Source records:

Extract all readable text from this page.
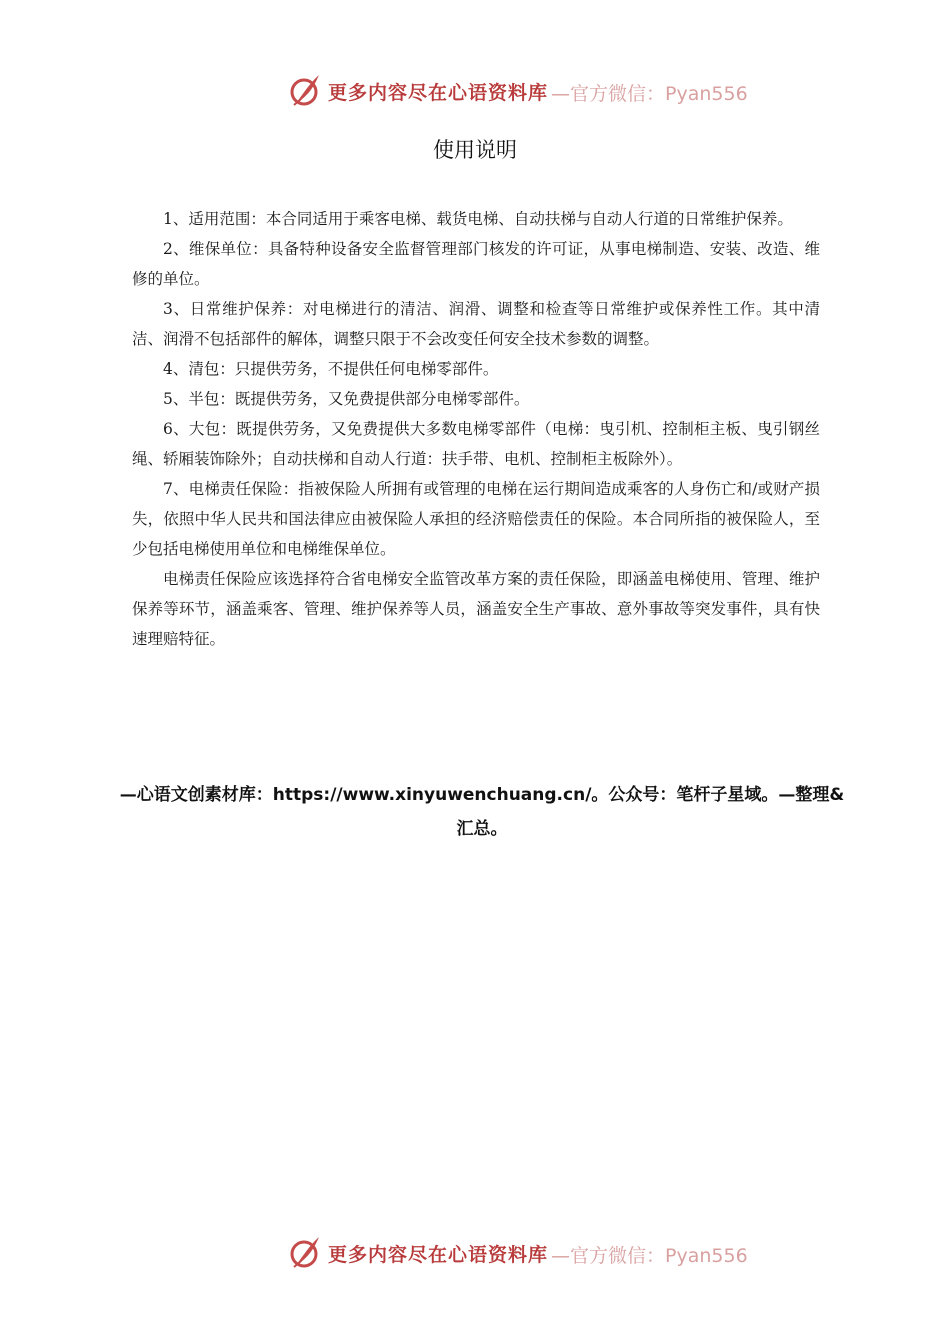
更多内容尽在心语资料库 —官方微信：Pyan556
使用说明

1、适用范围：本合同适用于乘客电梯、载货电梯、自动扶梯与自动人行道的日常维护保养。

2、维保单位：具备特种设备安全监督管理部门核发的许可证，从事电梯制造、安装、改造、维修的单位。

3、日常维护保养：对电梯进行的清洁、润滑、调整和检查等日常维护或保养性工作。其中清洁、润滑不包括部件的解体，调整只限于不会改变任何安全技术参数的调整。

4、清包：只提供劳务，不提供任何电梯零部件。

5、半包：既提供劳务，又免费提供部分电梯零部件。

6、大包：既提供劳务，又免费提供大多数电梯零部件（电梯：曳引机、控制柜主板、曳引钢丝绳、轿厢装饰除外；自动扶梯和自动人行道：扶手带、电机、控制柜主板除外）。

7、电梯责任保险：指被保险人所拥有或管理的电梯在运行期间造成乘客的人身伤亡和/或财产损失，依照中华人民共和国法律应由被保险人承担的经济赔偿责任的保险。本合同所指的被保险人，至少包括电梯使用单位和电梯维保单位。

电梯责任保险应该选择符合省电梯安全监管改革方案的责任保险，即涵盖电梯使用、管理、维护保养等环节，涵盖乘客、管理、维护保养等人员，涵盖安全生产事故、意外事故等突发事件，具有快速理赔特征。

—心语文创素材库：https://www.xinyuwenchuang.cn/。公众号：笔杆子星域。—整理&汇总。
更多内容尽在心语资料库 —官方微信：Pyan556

...

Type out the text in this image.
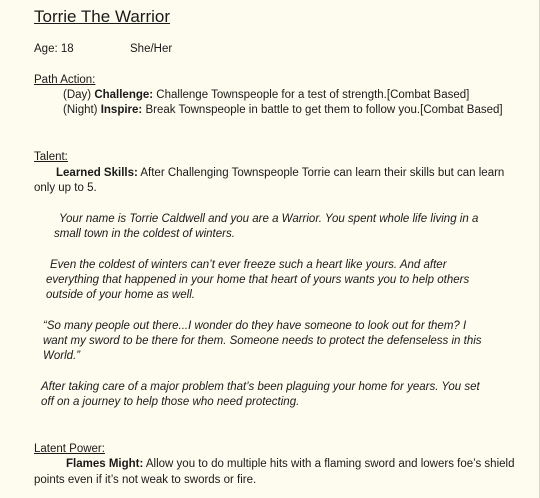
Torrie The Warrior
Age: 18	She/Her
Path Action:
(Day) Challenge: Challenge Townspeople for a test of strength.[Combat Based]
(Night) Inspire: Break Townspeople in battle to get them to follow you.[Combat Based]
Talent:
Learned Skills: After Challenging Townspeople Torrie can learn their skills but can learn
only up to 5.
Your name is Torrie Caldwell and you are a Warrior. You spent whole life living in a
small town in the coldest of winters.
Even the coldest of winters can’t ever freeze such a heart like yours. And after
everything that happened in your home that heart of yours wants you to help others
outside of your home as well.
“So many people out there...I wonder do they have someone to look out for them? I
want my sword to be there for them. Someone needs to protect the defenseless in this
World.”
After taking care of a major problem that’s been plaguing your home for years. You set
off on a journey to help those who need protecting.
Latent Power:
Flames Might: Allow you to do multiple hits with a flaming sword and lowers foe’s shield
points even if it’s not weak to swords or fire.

== Goal ==
Each line above that holds the string "winters" should be copied and shown.

== Response to this exercise ==
small town in the coldest of winters.
Even the coldest of winters can’t ever freeze such a heart like yours. And after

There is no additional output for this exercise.